** Start Listing **
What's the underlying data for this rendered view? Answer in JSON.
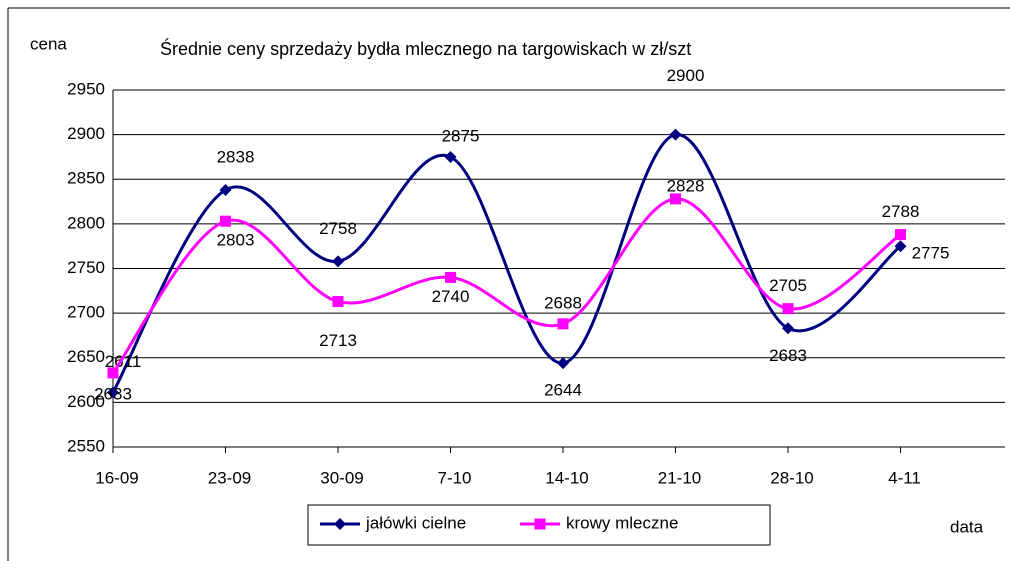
{
  "chart_data": {
    "type": "line",
    "title": "Średnie ceny sprzedaży bydła mlecznego na targowiskach w zł/szt",
    "y_label": "cena",
    "x_label": "data",
    "categories": [
      "16-09",
      "23-09",
      "30-09",
      "7-10",
      "14-10",
      "21-10",
      "28-10",
      "4-11"
    ],
    "series": [
      {
        "name": "jałówki cielne",
        "color": "#000080",
        "marker": "diamond",
        "values": [
          2611,
          2838,
          2758,
          2875,
          2644,
          2900,
          2683,
          2775
        ]
      },
      {
        "name": "krowy mleczne",
        "color": "#ff00ff",
        "marker": "square",
        "values": [
          2633,
          2803,
          2713,
          2740,
          2688,
          2828,
          2705,
          2788
        ]
      }
    ],
    "ylim": [
      2550,
      2950
    ],
    "yticks": [
      2550,
      2600,
      2650,
      2700,
      2750,
      2800,
      2850,
      2900,
      2950
    ],
    "grid": true,
    "legend": "bottom",
    "smooth": true
  }
}
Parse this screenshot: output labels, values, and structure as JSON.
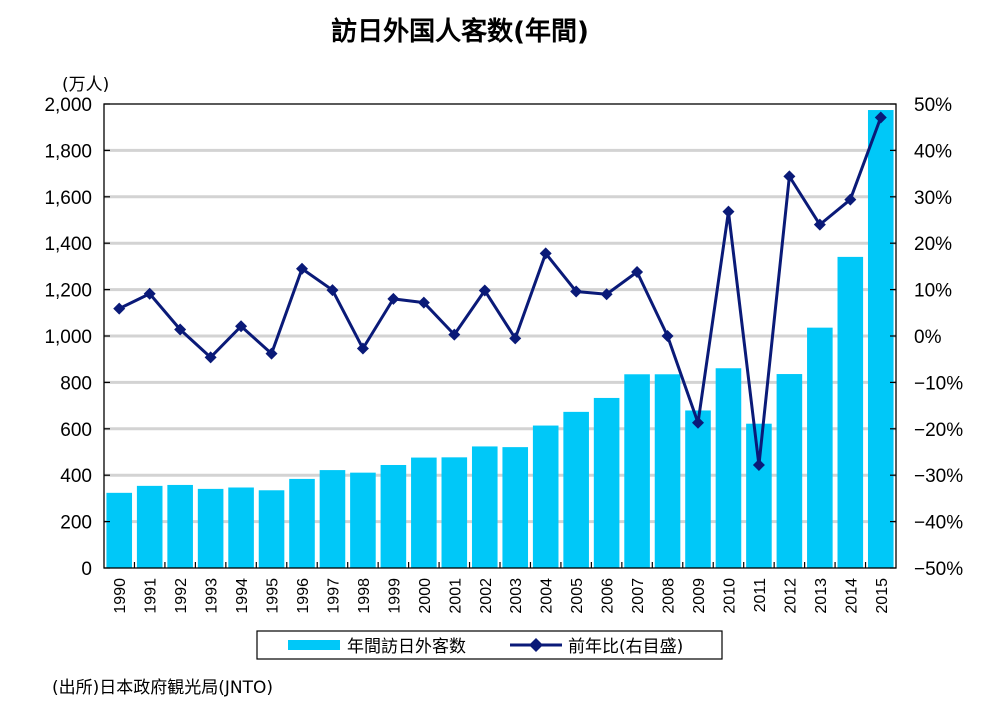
** End Listing **
• [Short problem]: Copy out every line in the listing where the word "name" appears.

• [Output of the task]:
        "name": "jałówki cielne",
        "name": "krowy mleczne",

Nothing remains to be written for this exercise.